Request -
Find how many lines of the listing below include the word "blocked", then report the number by itself.

Exercise input -
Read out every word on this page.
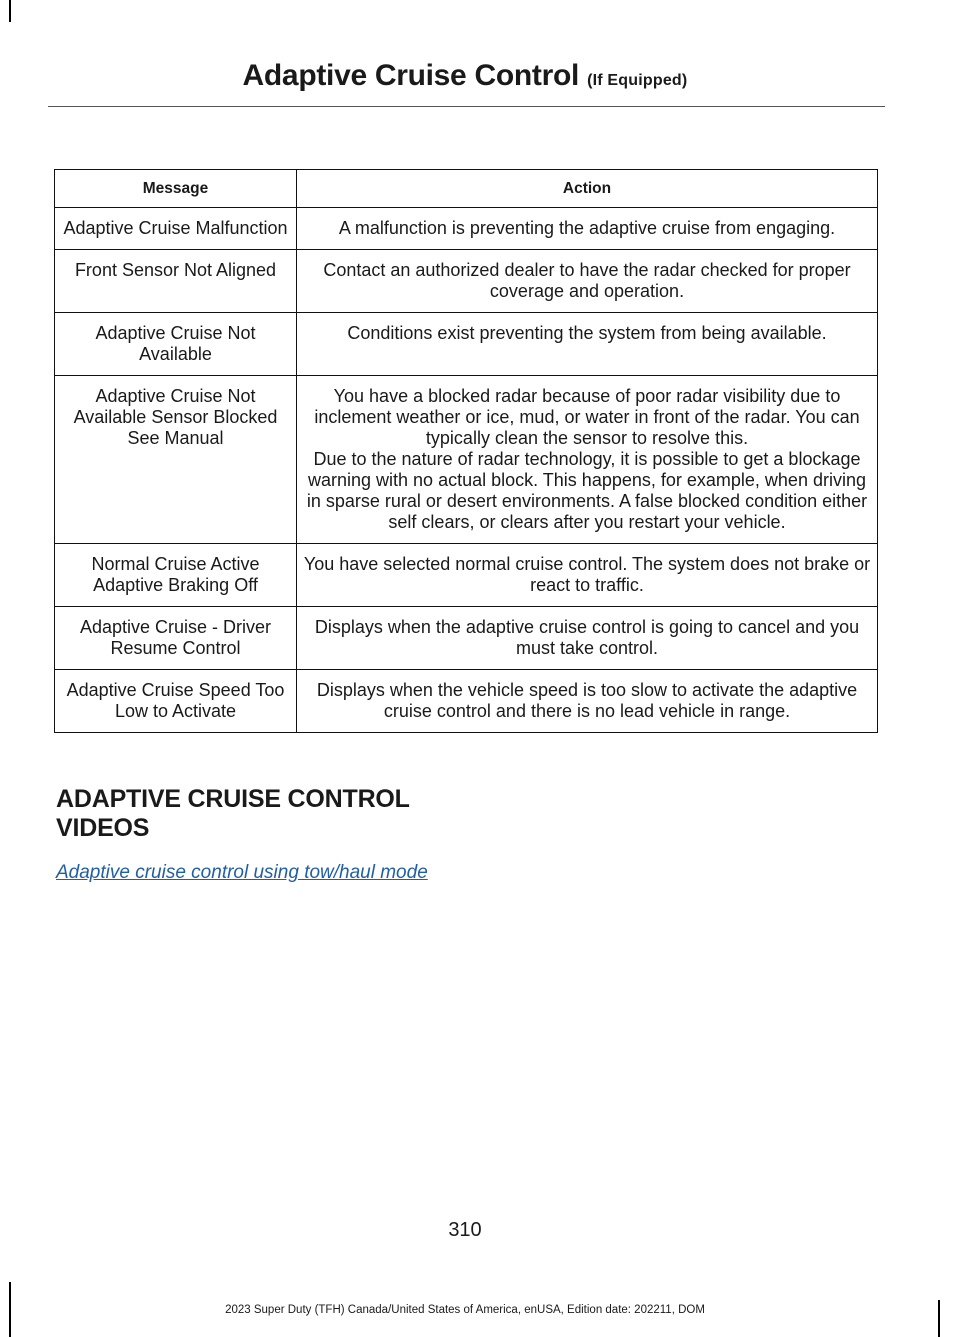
Adaptive Cruise Control (If Equipped)
Message	Action
Adaptive Cruise Malfunction	A malfunction is preventing the adaptive cruise from engaging.

Front Sensor Not Aligned	Contact an authorized dealer to have the radar checked for proper coverage and operation.

Adaptive Cruise Not Available	Conditions exist preventing the system from being available.

Adaptive Cruise Not Available Sensor Blocked See Manual	You have a blocked radar because of poor radar visibility due to inclement weather or ice, mud, or water in front of the radar. You can typically clean the sensor to resolve this.
Due to the nature of radar technology, it is possible to get a blockage warning with no actual block. This happens, for example, when driving in sparse rural or desert environments. A false blocked condition either self clears, or clears after you restart your vehicle.

Normal Cruise Active Adaptive Braking Off	You have selected normal cruise control. The system does not brake or react to traffic.

Adaptive Cruise - Driver Resume Control	Displays when the adaptive cruise control is going to cancel and you must take control.

Adaptive Cruise Speed Too Low to Activate	Displays when the vehicle speed is too slow to activate the adaptive cruise control and there is no lead vehicle in range.
ADAPTIVE CRUISE CONTROL
VIDEOS
Adaptive cruise control using tow/haul mode
310
2023 Super Duty (TFH) Canada/United States of America, enUSA, Edition date: 202211, DOM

Right answer -
2